TASK DESCRIPTION - Scan the entries below and extract each line with the word "balbutia" in it.

Saved entries -
[START]

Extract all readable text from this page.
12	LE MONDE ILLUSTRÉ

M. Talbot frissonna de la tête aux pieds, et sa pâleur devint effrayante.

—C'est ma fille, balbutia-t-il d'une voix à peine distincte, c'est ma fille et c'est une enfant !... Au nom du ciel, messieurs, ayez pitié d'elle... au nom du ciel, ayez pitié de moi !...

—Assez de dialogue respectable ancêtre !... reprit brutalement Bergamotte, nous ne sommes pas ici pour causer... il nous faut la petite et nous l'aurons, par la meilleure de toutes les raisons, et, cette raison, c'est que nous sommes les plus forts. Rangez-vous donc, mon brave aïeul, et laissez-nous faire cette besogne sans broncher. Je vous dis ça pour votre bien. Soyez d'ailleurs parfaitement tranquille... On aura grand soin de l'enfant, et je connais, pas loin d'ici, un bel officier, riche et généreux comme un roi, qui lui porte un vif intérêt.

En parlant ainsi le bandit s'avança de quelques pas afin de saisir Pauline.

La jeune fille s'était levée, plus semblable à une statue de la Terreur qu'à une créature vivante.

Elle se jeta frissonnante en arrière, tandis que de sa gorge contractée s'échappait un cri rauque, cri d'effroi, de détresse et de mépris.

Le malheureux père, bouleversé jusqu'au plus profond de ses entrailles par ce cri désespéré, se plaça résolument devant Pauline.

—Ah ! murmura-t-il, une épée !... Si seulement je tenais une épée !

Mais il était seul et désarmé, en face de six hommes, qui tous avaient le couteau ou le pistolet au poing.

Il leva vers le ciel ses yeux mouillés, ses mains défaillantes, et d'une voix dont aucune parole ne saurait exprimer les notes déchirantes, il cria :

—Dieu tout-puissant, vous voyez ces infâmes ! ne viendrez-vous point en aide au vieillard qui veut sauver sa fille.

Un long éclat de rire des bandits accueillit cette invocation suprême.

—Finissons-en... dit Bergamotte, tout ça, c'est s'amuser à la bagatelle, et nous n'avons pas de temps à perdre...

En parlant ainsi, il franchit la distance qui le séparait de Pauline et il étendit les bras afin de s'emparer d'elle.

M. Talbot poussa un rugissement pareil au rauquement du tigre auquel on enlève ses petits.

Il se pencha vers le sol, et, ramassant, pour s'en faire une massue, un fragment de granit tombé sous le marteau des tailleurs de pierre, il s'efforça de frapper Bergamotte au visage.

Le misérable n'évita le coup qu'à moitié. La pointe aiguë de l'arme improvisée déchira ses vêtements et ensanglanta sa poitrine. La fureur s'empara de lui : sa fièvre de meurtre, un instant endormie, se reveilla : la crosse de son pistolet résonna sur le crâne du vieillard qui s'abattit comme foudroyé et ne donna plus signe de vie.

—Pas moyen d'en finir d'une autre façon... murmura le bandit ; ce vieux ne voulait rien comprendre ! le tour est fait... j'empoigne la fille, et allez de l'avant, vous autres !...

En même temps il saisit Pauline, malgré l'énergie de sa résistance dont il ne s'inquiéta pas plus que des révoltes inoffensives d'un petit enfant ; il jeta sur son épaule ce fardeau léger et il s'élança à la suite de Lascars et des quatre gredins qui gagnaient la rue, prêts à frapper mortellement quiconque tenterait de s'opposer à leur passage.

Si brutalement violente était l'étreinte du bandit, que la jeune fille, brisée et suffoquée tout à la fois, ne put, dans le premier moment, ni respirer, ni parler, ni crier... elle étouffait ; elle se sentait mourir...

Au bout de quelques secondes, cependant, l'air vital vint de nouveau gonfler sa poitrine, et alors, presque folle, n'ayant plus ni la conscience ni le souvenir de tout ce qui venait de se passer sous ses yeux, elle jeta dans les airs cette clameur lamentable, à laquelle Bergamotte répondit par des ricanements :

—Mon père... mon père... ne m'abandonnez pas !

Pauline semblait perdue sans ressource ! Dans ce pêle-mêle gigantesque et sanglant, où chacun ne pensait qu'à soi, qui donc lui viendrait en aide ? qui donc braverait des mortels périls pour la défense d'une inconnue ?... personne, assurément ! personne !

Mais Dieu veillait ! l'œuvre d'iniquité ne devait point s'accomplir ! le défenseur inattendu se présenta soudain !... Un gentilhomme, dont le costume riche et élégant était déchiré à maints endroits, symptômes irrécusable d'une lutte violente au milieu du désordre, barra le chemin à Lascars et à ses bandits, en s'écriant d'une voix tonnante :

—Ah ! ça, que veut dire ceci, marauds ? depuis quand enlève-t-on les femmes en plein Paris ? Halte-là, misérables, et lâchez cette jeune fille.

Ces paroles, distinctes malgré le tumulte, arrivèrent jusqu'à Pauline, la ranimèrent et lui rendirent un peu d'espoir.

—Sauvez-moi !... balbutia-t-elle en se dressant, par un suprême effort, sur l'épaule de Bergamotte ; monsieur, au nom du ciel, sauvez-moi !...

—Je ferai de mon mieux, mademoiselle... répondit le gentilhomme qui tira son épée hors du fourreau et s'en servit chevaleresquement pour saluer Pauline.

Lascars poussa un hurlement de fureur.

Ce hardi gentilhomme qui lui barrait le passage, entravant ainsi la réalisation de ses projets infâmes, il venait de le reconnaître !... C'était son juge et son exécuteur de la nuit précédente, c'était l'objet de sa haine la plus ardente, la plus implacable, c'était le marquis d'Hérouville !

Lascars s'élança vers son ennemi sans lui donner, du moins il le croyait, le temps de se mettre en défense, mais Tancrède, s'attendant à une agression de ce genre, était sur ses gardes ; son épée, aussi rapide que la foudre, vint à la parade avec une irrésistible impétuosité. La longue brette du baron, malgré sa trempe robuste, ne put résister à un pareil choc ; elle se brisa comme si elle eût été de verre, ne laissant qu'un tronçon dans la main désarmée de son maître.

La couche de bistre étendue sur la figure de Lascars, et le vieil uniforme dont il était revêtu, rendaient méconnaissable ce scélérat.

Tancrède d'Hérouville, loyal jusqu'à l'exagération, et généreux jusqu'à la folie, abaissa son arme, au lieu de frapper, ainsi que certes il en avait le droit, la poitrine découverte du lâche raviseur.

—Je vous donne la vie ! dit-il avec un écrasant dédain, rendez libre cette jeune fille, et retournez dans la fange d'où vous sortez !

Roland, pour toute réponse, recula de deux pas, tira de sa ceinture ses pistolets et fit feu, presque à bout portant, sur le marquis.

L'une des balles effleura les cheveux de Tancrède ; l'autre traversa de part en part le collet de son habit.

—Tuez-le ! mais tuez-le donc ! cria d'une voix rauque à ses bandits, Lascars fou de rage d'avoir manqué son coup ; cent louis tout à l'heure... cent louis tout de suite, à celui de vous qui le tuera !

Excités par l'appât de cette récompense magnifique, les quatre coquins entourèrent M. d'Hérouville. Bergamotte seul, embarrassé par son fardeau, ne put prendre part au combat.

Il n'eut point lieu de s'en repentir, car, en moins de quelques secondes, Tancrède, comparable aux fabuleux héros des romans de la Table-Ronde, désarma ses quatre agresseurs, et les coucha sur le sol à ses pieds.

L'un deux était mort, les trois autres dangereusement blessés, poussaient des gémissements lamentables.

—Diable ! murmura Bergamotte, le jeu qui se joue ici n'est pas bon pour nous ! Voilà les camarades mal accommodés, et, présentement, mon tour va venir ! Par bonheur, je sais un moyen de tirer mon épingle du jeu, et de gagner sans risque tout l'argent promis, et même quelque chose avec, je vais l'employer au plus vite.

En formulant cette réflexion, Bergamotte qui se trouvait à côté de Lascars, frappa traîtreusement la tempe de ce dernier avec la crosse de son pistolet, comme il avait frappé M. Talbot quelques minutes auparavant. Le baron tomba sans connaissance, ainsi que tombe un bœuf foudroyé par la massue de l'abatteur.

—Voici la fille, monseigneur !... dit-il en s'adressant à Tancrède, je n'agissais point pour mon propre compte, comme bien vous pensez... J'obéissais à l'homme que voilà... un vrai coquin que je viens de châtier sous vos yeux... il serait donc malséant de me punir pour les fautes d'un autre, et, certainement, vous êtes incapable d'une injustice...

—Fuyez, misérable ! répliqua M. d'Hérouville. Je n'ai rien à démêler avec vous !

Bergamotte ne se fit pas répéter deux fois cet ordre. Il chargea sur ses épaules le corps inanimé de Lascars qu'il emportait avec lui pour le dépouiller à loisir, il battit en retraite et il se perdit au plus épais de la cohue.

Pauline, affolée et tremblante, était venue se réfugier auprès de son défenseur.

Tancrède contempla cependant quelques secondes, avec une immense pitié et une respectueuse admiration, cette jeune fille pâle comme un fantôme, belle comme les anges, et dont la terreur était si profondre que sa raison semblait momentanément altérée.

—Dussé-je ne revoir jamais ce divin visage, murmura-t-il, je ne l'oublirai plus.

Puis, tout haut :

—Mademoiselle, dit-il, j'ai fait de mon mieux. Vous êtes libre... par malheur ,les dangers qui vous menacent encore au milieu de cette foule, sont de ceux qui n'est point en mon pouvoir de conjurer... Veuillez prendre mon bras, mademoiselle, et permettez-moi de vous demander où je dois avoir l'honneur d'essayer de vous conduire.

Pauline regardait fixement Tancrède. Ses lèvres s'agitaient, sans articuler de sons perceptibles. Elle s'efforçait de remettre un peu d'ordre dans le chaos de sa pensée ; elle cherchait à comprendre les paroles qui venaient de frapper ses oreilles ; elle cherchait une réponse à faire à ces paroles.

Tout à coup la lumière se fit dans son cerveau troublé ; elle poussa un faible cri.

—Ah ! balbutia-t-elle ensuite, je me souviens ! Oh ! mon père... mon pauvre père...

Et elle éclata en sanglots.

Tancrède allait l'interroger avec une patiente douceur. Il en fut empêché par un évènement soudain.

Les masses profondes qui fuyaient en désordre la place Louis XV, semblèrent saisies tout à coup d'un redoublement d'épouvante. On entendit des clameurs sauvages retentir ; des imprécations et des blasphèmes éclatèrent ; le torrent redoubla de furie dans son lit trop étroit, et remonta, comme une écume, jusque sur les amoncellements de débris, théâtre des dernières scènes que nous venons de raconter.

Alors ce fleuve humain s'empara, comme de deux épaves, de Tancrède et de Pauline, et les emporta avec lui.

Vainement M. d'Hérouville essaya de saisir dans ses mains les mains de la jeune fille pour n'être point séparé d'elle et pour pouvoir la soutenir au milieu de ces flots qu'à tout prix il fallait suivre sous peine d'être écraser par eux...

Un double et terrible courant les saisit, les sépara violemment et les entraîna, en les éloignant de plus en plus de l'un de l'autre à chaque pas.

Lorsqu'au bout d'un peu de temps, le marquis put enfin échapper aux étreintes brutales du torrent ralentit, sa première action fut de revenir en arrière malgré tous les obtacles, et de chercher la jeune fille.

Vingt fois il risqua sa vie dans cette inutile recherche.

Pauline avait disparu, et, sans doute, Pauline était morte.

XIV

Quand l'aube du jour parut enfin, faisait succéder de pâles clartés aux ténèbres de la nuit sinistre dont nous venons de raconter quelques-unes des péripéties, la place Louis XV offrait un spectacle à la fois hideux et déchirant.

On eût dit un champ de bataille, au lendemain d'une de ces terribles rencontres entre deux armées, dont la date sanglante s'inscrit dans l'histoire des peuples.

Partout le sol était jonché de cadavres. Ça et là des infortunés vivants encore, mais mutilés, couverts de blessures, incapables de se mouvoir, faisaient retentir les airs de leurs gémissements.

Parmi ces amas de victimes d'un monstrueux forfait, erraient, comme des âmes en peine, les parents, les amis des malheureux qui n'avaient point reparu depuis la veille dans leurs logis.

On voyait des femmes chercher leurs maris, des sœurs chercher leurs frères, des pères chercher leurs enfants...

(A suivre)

[END]

SOLVED PROBLEM -
—C'est ma fille, balbutia-t-il d'une voix à peine distincte, c'est ma fille et c'est une enfant !... Au nom du ciel, messieurs, ayez pitié d'elle... au nom du ciel, ayez pitié de moi !...
—Sauvez-moi !... balbutia-t-elle en se dressant, par un suprême effort, sur l'épaule de Bergamotte ; monsieur, au nom du ciel, sauvez-moi !...
—Ah ! balbutia-t-elle ensuite, je me souviens ! Oh ! mon père... mon pauvre père...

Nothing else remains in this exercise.